▶ _EXERCISE INSTRUCTIONS_
- A) In the comments on the airport incident, how did the writer of comment 12 come across the story?
- B) Continue the comments on the airport incident from the point where they stop.

▶ _PASSAGE SHOWN_

  9. I’m utterly disgraced by these actions, the piarco international airport authority should have handled this better they should be ashamed of themselves if they see this blog. I’m really sorry that you and your family have to go through this but you should visit immigration and tell them about this. Too many times officers are given a bad name because of just a couple illiterate officers the people who did this to you are no good to the national security of this country they should be fired. If this blog wasnt here it would of gone unsounded because i’ve yet to see anything about this incident on the media.

  10. Total abuse of power!!!!!!.Our country is not represented adequately by most people in authority. Like King Austin once sang “Who are to guard these guards.”

  11. What a story! So sorry to hear of your plight. May you and your family be victorious in your fight! Unbelievable!!! I will keep you in my prayer.

  12. What a horrible story. I am so sorry for all the injustice you and your family are living through. I got agitated just reading your account, so I can imagine how awful it must be to be in the middle of it. If it’s any consolation, I read your story because it was being shared on Facebook, so I hope it will reach a lot of people. The only advice I would have is to seek support from the US embassy or consulate, because there must be a way in which the US can protect its citizens and residents (not sure if you hold US citizenship). Also, I hope you can get your story to the press, because the Trinidadi government might still care about its image in the world. If everything happens for a reason, I hope some good will come out of this (in ways you cannot imagine now).

▶ _RECORD EXCERPTS_
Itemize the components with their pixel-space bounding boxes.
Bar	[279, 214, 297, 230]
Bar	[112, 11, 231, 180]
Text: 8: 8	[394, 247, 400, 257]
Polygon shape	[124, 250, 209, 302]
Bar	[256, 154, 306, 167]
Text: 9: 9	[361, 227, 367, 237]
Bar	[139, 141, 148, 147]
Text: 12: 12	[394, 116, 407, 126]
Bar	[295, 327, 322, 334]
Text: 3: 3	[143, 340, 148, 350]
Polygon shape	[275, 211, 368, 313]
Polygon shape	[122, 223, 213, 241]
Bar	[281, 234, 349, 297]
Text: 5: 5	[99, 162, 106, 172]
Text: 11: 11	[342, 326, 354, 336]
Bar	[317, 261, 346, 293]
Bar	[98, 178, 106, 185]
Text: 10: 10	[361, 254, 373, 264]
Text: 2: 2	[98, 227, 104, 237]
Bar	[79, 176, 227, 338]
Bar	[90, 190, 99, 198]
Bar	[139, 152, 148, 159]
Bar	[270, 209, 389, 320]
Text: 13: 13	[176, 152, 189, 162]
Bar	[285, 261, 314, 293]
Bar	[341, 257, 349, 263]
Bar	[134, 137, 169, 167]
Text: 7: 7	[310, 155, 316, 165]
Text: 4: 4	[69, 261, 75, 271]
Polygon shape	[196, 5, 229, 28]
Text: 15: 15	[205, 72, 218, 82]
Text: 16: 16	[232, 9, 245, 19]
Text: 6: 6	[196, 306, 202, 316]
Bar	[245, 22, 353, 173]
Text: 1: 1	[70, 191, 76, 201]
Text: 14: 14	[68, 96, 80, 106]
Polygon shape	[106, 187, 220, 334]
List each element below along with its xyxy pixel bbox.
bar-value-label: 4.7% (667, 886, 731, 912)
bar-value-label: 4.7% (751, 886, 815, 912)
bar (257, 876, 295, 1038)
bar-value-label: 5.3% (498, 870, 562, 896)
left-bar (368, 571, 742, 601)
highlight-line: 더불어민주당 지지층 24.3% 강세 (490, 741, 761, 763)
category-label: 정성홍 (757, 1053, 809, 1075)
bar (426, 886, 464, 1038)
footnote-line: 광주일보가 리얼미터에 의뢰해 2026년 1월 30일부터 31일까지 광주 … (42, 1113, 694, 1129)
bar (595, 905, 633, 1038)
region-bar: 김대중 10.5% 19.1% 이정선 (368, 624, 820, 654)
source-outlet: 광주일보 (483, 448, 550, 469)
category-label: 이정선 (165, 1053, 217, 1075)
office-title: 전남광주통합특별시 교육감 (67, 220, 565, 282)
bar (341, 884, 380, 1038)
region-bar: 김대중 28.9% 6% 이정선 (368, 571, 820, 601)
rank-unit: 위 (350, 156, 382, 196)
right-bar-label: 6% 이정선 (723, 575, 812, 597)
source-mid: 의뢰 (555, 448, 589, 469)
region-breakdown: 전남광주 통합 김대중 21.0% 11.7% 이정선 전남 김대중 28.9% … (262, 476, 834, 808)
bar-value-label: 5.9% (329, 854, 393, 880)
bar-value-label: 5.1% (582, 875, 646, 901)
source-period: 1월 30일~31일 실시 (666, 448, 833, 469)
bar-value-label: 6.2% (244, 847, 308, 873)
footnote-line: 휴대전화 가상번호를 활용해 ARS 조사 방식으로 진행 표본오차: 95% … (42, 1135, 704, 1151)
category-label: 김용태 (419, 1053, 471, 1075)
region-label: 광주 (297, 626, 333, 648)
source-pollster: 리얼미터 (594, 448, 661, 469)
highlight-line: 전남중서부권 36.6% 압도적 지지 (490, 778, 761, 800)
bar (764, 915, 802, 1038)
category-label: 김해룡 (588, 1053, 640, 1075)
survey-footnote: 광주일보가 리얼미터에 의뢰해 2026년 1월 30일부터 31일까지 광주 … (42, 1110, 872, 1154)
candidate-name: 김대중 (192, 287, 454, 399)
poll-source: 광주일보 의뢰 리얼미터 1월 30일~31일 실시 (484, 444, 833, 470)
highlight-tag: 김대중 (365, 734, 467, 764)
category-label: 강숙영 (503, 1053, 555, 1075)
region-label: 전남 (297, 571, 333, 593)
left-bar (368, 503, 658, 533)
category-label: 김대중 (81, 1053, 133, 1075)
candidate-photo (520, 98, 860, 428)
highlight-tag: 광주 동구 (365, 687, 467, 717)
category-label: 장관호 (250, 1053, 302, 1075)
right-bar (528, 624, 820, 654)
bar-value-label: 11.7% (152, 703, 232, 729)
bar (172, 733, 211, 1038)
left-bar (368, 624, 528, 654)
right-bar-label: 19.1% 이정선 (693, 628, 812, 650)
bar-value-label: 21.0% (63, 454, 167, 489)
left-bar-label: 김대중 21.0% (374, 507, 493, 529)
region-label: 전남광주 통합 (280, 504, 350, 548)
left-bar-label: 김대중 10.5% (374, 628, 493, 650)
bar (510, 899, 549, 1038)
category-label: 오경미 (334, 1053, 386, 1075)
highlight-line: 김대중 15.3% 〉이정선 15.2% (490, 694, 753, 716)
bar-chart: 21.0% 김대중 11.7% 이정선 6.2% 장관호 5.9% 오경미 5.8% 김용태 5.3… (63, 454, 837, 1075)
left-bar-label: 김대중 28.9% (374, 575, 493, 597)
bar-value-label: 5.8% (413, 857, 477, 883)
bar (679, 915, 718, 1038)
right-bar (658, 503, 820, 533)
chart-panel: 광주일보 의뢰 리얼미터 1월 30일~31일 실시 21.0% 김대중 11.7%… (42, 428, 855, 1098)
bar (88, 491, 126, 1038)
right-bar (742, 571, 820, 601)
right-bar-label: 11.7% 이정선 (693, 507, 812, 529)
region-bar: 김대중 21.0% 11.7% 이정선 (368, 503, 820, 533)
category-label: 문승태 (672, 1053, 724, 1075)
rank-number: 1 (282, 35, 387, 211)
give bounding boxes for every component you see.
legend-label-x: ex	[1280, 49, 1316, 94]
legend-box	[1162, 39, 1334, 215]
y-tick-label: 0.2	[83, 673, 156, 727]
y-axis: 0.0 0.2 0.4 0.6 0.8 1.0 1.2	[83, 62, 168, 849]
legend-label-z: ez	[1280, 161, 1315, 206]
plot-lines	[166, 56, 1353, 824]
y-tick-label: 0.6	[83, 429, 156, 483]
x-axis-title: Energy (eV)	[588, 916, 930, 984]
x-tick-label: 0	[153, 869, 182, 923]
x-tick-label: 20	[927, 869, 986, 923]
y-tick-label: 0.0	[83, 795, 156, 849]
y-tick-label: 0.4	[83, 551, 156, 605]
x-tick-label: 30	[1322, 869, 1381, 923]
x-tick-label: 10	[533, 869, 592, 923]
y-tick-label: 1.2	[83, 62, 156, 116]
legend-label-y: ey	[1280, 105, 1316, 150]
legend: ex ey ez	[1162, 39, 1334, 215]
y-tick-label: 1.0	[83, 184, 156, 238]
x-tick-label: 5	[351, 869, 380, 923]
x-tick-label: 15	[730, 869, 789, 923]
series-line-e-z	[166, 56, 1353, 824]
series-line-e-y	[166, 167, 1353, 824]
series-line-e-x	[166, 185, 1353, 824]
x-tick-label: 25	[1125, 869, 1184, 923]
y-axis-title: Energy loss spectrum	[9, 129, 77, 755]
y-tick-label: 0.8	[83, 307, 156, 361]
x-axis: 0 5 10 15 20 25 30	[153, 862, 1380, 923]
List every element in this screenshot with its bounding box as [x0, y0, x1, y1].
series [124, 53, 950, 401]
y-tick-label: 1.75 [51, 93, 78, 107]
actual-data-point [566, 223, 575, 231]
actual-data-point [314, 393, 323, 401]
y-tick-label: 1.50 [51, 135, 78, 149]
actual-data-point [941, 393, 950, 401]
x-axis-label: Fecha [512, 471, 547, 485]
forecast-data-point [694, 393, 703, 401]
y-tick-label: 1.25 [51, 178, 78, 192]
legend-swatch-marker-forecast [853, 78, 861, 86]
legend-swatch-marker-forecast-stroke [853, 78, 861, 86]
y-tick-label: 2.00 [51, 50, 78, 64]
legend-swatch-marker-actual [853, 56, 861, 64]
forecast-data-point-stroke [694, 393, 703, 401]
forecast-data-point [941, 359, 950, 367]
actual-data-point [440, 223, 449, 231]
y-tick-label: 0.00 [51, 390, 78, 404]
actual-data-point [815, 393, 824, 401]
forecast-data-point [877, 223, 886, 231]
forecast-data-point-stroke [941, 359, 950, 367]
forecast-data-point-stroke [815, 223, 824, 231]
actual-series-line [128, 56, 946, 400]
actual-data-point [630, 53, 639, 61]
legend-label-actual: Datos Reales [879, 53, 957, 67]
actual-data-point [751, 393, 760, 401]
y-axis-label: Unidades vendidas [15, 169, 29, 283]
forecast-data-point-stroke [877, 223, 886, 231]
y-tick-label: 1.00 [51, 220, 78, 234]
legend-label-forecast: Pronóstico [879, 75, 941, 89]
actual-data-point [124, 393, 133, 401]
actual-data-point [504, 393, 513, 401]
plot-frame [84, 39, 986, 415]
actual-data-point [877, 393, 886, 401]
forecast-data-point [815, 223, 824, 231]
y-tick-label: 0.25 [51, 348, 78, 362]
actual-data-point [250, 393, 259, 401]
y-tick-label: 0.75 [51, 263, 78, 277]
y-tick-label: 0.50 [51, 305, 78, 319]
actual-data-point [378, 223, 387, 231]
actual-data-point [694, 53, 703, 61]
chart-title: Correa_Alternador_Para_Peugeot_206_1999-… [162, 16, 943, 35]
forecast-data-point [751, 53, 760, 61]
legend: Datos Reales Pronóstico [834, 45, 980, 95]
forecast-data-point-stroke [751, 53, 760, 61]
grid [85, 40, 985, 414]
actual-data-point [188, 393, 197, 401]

▶ _RESPONSE LIST_
- A) They read it because it was being shared on Facebook.

- B)
    Stay strong, Tom (from Amsterdam)

  13. This is insane. What the hell. I can’t believe what I am reading. What can we do to help? How are they allowed to keep you there. Disgusted at the law, once again.

  14. I am so hurt, ashamed and appalled of all that these women had to go through and are still going through. May the God of justice prevail on their behalf! You’ll are in my prayers….

  15. That kind of behavior by TT airport personnel is a constant,I saw that first hand once.However,no one,man or woman should not hit another person.I do sympathize with you.Sometimes the best form of attack is offense.Be it any gender do not raise your hands because the response can be correct but deadly.They have to be crazy or high on something.

  16. wow this is unacceptable!, the job of the police is not to abuse harmless individuals and bluntly lie about it, they are supposed to protect the public from killers, robbers, psycho politicians, corrupt organizations, drug trafficers, other violent police officers who should not be on the force. This is a clear example of human rights violation, corruption of the legal and political systems.
    many blessings, may all work out for you

  17. My prayers are with you, I travel to Trinidad almost every month,to do business,so I believe you,I go through some problem of my 75times and over visiting there , and all they time was there vault. Hey but who to complain. So I leave it to Jesus, nothing go unpaid. I hope every thing goes well.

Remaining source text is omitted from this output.